● What the task asks
Copy all entries without alteration and skip the pictures they hold.

● Items from a data source

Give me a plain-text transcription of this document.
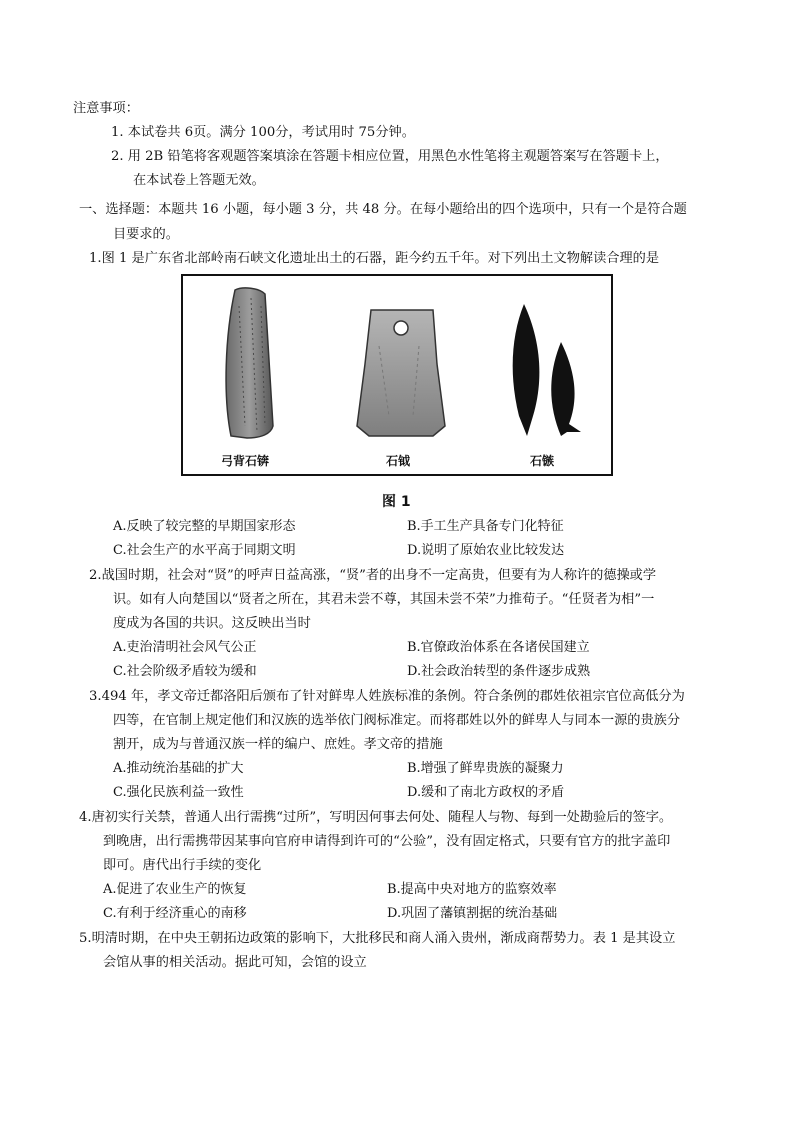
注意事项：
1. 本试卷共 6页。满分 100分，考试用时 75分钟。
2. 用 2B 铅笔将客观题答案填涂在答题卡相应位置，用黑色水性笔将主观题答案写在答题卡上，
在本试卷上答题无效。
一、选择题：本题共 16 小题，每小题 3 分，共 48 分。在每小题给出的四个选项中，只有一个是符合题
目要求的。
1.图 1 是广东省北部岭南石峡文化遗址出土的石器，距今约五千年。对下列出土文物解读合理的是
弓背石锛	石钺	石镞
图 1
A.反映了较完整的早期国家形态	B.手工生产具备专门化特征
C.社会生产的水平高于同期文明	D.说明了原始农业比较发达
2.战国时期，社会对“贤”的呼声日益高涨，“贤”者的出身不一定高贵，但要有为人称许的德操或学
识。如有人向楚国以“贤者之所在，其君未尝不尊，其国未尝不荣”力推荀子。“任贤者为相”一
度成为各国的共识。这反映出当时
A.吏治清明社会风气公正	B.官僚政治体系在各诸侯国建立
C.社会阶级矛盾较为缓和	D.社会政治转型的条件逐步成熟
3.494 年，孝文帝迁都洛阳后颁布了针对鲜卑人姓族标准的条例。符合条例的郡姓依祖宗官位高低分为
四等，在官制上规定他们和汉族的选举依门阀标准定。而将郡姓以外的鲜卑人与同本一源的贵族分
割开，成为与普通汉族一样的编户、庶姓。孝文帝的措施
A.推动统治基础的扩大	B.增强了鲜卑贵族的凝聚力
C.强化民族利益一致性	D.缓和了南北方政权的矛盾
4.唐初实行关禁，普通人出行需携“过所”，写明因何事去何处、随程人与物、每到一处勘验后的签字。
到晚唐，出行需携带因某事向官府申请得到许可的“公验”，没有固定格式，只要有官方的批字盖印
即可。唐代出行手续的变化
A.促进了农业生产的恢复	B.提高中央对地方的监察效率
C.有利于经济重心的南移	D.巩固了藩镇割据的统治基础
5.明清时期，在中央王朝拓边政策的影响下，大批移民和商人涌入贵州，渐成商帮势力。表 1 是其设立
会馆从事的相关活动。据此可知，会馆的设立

● Completed task
Give me a plain-text transcription of this document.
注意事项：
1. 本试卷共 6页。满分 100分，考试用时 75分钟。
2. 用 2B 铅笔将客观题答案填涂在答题卡相应位置，用黑色水性笔将主观题答案写在答题卡上，
在本试卷上答题无效。
一、选择题：本题共 16 小题，每小题 3 分，共 48 分。在每小题给出的四个选项中，只有一个是符合题
目要求的。
1.图 1 是广东省北部岭南石峡文化遗址出土的石器，距今约五千年。对下列出土文物解读合理的是
弓背石锛	石钺	石镞
图 1
A.反映了较完整的早期国家形态	B.手工生产具备专门化特征
C.社会生产的水平高于同期文明	D.说明了原始农业比较发达
2.战国时期，社会对“贤”的呼声日益高涨，“贤”者的出身不一定高贵，但要有为人称许的德操或学
识。如有人向楚国以“贤者之所在，其君未尝不尊，其国未尝不荣”力推荀子。“任贤者为相”一
度成为各国的共识。这反映出当时
A.吏治清明社会风气公正	B.官僚政治体系在各诸侯国建立
C.社会阶级矛盾较为缓和	D.社会政治转型的条件逐步成熟
3.494 年，孝文帝迁都洛阳后颁布了针对鲜卑人姓族标准的条例。符合条例的郡姓依祖宗官位高低分为
四等，在官制上规定他们和汉族的选举依门阀标准定。而将郡姓以外的鲜卑人与同本一源的贵族分
割开，成为与普通汉族一样的编户、庶姓。孝文帝的措施
A.推动统治基础的扩大	B.增强了鲜卑贵族的凝聚力
C.强化民族利益一致性	D.缓和了南北方政权的矛盾
4.唐初实行关禁，普通人出行需携“过所”，写明因何事去何处、随程人与物、每到一处勘验后的签字。
到晚唐，出行需携带因某事向官府申请得到许可的“公验”，没有固定格式，只要有官方的批字盖印
即可。唐代出行手续的变化
A.促进了农业生产的恢复	B.提高中央对地方的监察效率
C.有利于经济重心的南移	D.巩固了藩镇割据的统治基础
5.明清时期，在中央王朝拓边政策的影响下，大批移民和商人涌入贵州，渐成商帮势力。表 1 是其设立
会馆从事的相关活动。据此可知，会馆的设立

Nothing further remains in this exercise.